═══ ITEMS

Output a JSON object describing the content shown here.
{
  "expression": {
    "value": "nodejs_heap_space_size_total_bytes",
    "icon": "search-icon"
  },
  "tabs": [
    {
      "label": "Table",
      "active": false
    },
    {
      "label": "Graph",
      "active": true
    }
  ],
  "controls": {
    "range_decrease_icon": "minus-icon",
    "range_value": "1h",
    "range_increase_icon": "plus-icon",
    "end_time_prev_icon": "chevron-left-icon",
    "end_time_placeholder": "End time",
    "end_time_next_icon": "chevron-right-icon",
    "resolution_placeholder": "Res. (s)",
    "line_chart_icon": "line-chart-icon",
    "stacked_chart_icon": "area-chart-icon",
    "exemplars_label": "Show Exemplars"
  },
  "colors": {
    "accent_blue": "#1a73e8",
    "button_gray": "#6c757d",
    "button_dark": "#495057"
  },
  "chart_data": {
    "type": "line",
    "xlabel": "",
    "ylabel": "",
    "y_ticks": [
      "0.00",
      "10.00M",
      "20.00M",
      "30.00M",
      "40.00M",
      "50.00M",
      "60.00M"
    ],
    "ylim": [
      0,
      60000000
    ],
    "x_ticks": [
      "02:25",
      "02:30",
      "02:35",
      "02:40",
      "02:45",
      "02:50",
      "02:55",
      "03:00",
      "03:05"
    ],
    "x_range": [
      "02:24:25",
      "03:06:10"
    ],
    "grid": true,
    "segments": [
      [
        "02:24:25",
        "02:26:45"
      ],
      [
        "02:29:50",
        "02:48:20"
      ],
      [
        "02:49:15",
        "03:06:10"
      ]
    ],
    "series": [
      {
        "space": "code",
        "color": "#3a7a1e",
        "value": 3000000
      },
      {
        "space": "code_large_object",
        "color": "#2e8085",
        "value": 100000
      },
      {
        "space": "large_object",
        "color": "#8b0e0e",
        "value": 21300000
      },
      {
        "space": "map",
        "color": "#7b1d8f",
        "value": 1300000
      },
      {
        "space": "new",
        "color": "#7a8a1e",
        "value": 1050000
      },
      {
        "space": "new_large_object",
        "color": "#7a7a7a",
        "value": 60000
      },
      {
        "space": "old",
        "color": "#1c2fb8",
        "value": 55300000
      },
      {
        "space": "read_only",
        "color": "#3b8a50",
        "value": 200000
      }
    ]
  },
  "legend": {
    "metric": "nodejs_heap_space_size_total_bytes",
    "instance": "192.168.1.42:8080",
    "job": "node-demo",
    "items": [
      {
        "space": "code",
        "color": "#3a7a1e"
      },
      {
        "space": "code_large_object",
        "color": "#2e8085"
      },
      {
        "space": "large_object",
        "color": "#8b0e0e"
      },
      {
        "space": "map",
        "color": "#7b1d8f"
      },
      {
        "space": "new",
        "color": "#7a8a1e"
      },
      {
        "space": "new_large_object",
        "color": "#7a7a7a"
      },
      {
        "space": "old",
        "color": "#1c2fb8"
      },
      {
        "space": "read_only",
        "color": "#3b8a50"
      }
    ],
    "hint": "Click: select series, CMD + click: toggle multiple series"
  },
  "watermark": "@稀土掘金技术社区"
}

══════

All of the data needs to be reproduced exactly, with no line missing.

*EXERCISE RESULT*
Output a JSON object describing the content shown here.
{
  "expression": {
    "value": "nodejs_heap_space_size_total_bytes",
    "icon": "search-icon"
  },
  "tabs": [
    {
      "label": "Table",
      "active": false
    },
    {
      "label": "Graph",
      "active": true
    }
  ],
  "controls": {
    "range_decrease_icon": "minus-icon",
    "range_value": "1h",
    "range_increase_icon": "plus-icon",
    "end_time_prev_icon": "chevron-left-icon",
    "end_time_placeholder": "End time",
    "end_time_next_icon": "chevron-right-icon",
    "resolution_placeholder": "Res. (s)",
    "line_chart_icon": "line-chart-icon",
    "stacked_chart_icon": "area-chart-icon",
    "exemplars_label": "Show Exemplars"
  },
  "colors": {
    "accent_blue": "#1a73e8",
    "button_gray": "#6c757d",
    "button_dark": "#495057"
  },
  "chart_data": {
    "type": "line",
    "xlabel": "",
    "ylabel": "",
    "y_ticks": [
      "0.00",
      "10.00M",
      "20.00M",
      "30.00M",
      "40.00M",
      "50.00M",
      "60.00M"
    ],
    "ylim": [
      0,
      60000000
    ],
    "x_ticks": [
      "02:25",
      "02:30",
      "02:35",
      "02:40",
      "02:45",
      "02:50",
      "02:55",
      "03:00",
      "03:05"
    ],
    "x_range": [
      "02:24:25",
      "03:06:10"
    ],
    "grid": true,
    "segments": [
      [
        "02:24:25",
        "02:26:45"
      ],
      [
        "02:29:50",
        "02:48:20"
      ],
      [
        "02:49:15",
        "03:06:10"
      ]
    ],
    "series": [
      {
        "space": "code",
        "color": "#3a7a1e",
        "value": 3000000
      },
      {
        "space": "code_large_object",
        "color": "#2e8085",
        "value": 100000
      },
      {
        "space": "large_object",
        "color": "#8b0e0e",
        "value": 21300000
      },
      {
        "space": "map",
        "color": "#7b1d8f",
        "value": 1300000
      },
      {
        "space": "new",
        "color": "#7a8a1e",
        "value": 1050000
      },
      {
        "space": "new_large_object",
        "color": "#7a7a7a",
        "value": 60000
      },
      {
        "space": "old",
        "color": "#1c2fb8",
        "value": 55300000
      },
      {
        "space": "read_only",
        "color": "#3b8a50",
        "value": 200000
      }
    ]
  },
  "legend": {
    "metric": "nodejs_heap_space_size_total_bytes",
    "instance": "192.168.1.42:8080",
    "job": "node-demo",
    "items": [
      {
        "space": "code",
        "color": "#3a7a1e"
      },
      {
        "space": "code_large_object",
        "color": "#2e8085"
      },
      {
        "space": "large_object",
        "color": "#8b0e0e"
      },
      {
        "space": "map",
        "color": "#7b1d8f"
      },
      {
        "space": "new",
        "color": "#7a8a1e"
      },
      {
        "space": "new_large_object",
        "color": "#7a7a7a"
      },
      {
        "space": "old",
        "color": "#1c2fb8"
      },
      {
        "space": "read_only",
        "color": "#3b8a50"
      }
    ],
    "hint": "Click: select series, CMD + click: toggle multiple series"
  },
  "watermark": "@稀土掘金技术社区"
}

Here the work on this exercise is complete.